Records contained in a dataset
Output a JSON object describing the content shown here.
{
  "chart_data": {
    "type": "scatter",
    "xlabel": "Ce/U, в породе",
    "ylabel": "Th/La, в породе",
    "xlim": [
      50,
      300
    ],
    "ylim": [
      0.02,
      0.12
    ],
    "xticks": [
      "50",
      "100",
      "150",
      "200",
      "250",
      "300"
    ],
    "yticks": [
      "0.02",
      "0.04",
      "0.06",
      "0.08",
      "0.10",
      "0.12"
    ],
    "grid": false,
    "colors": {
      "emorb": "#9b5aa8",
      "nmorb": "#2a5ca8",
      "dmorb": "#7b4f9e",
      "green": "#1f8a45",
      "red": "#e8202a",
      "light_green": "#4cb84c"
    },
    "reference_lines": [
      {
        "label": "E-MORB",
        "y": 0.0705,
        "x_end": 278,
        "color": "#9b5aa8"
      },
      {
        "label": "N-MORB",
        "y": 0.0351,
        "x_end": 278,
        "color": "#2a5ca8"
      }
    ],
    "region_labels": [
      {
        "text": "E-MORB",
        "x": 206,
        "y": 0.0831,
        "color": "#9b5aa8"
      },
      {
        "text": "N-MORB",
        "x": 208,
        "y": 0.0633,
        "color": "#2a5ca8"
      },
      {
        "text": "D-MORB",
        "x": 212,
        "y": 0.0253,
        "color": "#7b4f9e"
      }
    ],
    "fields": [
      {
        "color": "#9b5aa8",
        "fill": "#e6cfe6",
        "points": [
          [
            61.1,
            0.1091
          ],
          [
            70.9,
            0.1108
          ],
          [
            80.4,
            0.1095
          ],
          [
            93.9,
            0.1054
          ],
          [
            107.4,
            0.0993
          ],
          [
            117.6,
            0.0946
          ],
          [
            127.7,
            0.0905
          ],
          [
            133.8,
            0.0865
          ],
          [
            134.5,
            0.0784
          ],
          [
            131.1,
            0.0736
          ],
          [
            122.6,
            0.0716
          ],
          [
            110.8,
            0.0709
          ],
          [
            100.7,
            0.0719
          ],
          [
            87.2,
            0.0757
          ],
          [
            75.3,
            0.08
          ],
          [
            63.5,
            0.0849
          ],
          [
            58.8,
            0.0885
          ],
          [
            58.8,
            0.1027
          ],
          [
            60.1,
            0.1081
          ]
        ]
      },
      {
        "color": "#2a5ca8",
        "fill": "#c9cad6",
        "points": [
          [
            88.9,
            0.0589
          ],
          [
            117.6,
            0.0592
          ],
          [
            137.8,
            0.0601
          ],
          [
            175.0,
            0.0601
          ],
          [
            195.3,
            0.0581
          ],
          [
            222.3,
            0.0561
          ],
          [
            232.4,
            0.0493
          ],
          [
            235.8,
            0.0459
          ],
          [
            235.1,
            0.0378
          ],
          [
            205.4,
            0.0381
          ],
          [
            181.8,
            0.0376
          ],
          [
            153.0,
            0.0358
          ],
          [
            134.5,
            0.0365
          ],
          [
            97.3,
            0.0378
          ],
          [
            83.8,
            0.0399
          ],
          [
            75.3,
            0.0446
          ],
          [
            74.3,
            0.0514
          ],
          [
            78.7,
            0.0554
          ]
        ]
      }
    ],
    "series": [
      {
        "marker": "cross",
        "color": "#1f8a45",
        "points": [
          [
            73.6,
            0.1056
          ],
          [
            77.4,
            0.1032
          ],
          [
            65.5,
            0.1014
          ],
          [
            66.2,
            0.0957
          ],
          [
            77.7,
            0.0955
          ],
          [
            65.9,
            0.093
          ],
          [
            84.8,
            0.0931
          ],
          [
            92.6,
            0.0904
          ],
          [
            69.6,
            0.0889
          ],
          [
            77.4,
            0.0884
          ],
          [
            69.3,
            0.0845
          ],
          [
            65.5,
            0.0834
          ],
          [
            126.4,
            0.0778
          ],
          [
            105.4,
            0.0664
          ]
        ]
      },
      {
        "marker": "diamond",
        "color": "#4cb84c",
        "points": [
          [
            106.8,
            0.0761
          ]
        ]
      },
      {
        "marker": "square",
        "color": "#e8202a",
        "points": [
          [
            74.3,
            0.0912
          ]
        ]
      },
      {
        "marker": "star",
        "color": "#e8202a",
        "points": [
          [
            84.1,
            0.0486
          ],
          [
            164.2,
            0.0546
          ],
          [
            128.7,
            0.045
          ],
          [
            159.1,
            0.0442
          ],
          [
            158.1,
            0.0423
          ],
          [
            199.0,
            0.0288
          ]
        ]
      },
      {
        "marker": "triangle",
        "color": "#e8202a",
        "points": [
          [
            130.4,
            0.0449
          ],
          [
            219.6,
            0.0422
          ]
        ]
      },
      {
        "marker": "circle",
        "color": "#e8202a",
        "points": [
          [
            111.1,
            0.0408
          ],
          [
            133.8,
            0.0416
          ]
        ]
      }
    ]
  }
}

[What is asked] Go through the records and gather the lines that hold "породе".

[Final answer]
    "xlabel": "Ce/U, в породе",
    "ylabel": "Th/La, в породе",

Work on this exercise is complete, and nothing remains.